### Your task
Track down each line that has the word "JSON" and copy it.

### Data to use
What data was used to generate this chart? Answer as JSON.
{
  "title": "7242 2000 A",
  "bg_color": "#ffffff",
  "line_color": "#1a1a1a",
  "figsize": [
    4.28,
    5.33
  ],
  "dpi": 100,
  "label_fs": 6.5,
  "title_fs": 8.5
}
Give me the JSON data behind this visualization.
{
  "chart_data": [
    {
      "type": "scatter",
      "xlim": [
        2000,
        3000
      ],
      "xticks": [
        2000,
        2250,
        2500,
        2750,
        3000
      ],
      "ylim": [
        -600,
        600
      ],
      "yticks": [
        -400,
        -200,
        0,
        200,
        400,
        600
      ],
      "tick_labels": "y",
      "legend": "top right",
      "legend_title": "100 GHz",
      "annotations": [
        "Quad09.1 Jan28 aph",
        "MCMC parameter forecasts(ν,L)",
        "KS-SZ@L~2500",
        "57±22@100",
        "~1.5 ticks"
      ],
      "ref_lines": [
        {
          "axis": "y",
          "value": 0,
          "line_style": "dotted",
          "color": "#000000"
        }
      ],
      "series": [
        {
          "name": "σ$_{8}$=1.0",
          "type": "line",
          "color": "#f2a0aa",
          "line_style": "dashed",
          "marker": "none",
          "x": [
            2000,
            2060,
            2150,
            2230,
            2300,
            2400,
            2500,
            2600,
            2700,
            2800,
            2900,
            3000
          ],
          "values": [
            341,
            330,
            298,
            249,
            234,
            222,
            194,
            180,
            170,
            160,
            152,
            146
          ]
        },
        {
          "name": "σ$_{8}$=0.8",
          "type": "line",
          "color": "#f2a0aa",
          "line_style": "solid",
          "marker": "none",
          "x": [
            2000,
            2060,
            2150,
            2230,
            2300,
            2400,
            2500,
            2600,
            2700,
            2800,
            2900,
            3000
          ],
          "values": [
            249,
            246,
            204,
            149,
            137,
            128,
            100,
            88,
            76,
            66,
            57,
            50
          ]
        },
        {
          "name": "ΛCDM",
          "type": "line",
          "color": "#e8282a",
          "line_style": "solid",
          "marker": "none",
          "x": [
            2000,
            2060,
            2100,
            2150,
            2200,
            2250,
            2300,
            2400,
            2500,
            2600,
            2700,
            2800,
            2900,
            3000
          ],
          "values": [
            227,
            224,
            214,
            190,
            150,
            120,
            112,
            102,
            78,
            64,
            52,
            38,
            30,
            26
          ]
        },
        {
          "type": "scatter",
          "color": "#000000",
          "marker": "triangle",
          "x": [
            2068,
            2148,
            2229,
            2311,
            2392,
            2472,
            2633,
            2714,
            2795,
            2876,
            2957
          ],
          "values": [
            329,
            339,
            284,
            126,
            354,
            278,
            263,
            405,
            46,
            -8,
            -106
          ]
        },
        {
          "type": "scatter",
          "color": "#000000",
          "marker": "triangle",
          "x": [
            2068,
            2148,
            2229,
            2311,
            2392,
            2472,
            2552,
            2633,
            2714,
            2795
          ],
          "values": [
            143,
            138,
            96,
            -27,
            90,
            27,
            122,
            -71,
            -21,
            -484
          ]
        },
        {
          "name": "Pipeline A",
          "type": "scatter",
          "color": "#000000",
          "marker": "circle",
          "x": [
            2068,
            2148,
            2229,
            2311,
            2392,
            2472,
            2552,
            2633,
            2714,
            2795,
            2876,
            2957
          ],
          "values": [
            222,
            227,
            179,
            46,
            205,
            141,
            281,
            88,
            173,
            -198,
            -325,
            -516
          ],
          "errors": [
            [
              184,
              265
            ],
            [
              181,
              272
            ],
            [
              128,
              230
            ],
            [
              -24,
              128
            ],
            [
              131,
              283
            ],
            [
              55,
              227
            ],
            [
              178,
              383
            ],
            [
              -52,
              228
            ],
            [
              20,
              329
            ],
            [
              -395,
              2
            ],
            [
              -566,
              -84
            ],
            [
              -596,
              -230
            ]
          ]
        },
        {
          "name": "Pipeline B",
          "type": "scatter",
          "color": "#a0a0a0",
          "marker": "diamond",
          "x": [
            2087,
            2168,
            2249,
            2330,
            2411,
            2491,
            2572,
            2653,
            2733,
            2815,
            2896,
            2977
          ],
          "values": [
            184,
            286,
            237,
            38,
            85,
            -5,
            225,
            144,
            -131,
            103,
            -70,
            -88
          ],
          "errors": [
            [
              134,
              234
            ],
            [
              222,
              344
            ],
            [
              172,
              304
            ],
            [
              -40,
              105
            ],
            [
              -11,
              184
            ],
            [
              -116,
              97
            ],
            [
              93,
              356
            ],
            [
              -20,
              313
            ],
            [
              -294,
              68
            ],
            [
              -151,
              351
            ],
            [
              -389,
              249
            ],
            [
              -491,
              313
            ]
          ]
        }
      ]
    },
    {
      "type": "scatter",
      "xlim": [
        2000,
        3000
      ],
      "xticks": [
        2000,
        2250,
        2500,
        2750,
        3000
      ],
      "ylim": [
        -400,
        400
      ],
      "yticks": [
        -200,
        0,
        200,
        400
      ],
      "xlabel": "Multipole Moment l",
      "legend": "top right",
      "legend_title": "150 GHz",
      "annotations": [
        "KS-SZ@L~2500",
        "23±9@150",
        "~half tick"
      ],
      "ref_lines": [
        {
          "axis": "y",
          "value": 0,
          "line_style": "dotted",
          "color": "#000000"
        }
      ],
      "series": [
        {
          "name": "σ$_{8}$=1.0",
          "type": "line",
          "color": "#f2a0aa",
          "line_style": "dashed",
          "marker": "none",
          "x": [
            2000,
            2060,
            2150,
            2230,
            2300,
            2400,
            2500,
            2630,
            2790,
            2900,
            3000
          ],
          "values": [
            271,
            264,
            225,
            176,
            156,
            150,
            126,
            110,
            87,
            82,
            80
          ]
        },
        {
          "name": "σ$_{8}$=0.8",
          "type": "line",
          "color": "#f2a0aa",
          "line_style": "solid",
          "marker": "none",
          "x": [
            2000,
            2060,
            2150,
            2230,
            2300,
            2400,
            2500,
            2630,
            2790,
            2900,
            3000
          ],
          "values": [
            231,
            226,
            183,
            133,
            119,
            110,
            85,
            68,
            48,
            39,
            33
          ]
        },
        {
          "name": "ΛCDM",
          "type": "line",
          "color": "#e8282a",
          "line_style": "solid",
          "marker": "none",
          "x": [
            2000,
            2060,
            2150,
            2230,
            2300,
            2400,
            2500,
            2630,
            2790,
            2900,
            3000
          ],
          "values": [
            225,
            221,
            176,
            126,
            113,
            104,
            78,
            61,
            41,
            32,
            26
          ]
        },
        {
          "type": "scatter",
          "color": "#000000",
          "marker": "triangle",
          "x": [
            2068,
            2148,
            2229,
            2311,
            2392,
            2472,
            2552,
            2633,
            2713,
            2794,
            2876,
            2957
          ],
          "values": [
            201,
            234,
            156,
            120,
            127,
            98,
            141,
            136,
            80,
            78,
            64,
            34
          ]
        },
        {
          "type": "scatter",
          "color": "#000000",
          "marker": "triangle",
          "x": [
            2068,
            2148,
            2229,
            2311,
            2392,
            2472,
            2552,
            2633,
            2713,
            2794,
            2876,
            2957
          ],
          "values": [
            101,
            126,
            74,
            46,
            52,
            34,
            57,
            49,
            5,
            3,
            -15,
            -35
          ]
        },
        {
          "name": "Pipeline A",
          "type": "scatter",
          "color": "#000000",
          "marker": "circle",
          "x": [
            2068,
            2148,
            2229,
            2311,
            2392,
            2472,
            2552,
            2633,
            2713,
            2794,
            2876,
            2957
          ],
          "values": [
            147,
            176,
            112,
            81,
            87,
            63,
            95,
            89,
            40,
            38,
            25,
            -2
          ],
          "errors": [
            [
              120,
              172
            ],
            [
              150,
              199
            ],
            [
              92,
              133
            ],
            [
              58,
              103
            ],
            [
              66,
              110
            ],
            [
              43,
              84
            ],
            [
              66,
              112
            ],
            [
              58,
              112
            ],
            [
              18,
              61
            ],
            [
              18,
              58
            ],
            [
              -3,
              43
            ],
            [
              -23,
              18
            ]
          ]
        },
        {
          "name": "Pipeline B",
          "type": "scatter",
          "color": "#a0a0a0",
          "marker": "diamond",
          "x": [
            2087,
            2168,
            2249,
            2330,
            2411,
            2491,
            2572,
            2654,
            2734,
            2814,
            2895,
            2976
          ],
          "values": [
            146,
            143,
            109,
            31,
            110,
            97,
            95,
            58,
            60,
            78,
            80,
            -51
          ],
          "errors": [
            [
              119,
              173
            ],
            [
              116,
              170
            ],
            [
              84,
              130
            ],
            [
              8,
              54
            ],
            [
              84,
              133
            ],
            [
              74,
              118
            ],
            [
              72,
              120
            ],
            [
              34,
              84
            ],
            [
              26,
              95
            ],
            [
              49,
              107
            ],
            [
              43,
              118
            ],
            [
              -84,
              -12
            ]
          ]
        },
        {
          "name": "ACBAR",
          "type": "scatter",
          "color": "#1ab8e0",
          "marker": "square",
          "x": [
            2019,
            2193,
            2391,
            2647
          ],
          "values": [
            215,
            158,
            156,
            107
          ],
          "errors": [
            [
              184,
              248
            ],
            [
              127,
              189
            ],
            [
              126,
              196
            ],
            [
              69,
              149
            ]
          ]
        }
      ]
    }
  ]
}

### Written response
What data was used to generate this chart? Answer as JSON.
Give me the JSON data behind this visualization.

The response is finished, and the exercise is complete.